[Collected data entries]
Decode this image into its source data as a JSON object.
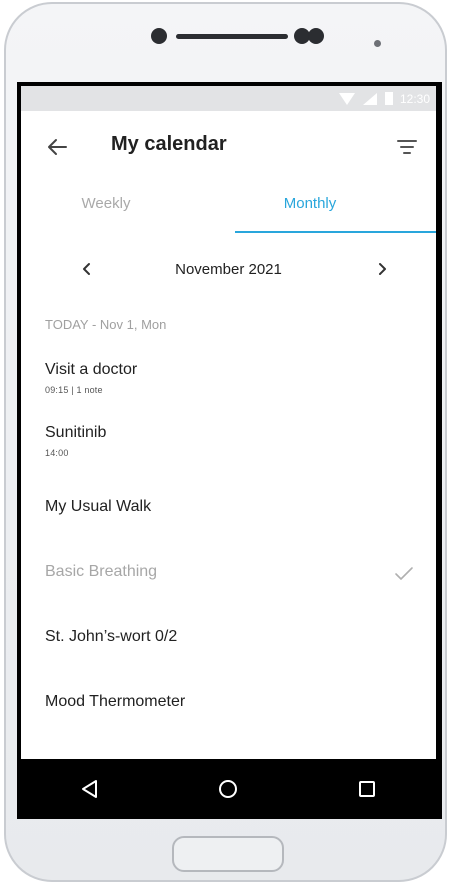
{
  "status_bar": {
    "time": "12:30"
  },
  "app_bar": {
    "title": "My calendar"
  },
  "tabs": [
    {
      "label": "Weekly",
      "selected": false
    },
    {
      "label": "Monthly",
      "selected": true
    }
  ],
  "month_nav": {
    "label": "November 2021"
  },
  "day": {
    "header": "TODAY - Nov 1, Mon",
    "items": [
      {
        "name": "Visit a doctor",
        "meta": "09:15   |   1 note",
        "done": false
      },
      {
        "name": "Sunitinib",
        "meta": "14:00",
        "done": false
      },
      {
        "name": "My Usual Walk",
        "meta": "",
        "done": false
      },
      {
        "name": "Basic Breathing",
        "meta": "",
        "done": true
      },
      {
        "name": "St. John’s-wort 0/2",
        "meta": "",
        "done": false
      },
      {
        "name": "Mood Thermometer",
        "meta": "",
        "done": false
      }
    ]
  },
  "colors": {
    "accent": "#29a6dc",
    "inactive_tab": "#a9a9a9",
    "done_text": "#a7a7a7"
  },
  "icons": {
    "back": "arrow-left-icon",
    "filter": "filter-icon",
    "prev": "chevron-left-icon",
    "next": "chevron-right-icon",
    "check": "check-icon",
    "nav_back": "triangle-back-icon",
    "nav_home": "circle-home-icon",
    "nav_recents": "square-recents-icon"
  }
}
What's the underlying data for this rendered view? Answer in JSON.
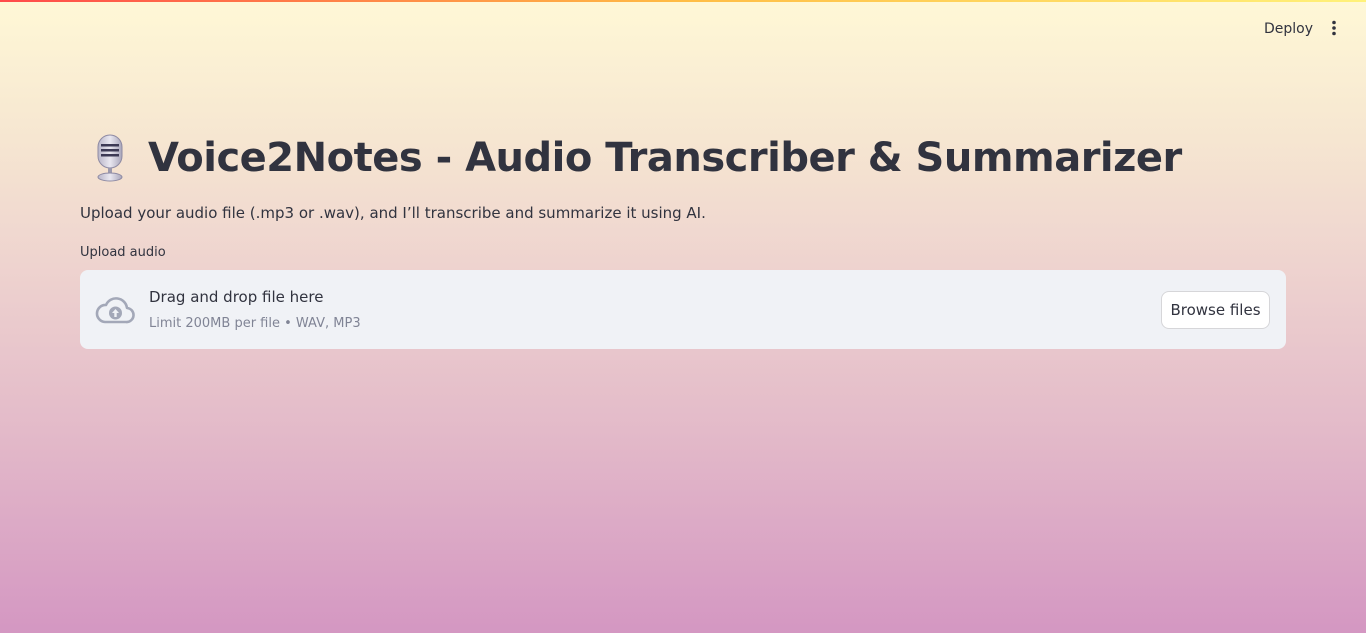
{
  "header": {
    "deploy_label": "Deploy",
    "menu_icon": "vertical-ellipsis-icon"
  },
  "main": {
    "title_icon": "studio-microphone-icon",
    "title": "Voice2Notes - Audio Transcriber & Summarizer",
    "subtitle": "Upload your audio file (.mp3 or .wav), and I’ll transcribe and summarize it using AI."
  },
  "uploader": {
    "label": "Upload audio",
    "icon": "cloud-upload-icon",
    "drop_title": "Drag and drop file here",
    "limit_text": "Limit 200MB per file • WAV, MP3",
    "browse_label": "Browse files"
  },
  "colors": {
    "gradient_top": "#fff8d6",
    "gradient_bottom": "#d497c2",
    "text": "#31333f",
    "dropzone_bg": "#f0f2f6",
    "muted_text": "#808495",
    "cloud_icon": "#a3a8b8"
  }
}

* Aim: Set down the material exactly, every line of it, except for the pictures.

* Result of this task:
Decode this image into its source data as a JSON object.
{
  "status_bar": {
    "time": "12:30"
  },
  "app_bar": {
    "title": "My calendar"
  },
  "tabs": [
    {
      "label": "Weekly",
      "selected": false
    },
    {
      "label": "Monthly",
      "selected": true
    }
  ],
  "month_nav": {
    "label": "November 2021"
  },
  "day": {
    "header": "TODAY - Nov 1, Mon",
    "items": [
      {
        "name": "Visit a doctor",
        "meta": "09:15   |   1 note",
        "done": false
      },
      {
        "name": "Sunitinib",
        "meta": "14:00",
        "done": false
      },
      {
        "name": "My Usual Walk",
        "meta": "",
        "done": false
      },
      {
        "name": "Basic Breathing",
        "meta": "",
        "done": true
      },
      {
        "name": "St. John’s-wort 0/2",
        "meta": "",
        "done": false
      },
      {
        "name": "Mood Thermometer",
        "meta": "",
        "done": false
      }
    ]
  },
  "colors": {
    "accent": "#29a6dc",
    "inactive_tab": "#a9a9a9",
    "done_text": "#a7a7a7"
  },
  "icons": {
    "back": "arrow-left-icon",
    "filter": "filter-icon",
    "prev": "chevron-left-icon",
    "next": "chevron-right-icon",
    "check": "check-icon",
    "nav_back": "triangle-back-icon",
    "nav_home": "circle-home-icon",
    "nav_recents": "square-recents-icon"
  }
}
What's the underlying data for this rendered view? Answer in JSON.
{
  "header": {
    "deploy_label": "Deploy",
    "menu_icon": "vertical-ellipsis-icon"
  },
  "main": {
    "title_icon": "studio-microphone-icon",
    "title": "Voice2Notes - Audio Transcriber & Summarizer",
    "subtitle": "Upload your audio file (.mp3 or .wav), and I’ll transcribe and summarize it using AI."
  },
  "uploader": {
    "label": "Upload audio",
    "icon": "cloud-upload-icon",
    "drop_title": "Drag and drop file here",
    "limit_text": "Limit 200MB per file • WAV, MP3",
    "browse_label": "Browse files"
  },
  "colors": {
    "gradient_top": "#fff8d6",
    "gradient_bottom": "#d497c2",
    "text": "#31333f",
    "dropzone_bg": "#f0f2f6",
    "muted_text": "#808495",
    "cloud_icon": "#a3a8b8"
  }
}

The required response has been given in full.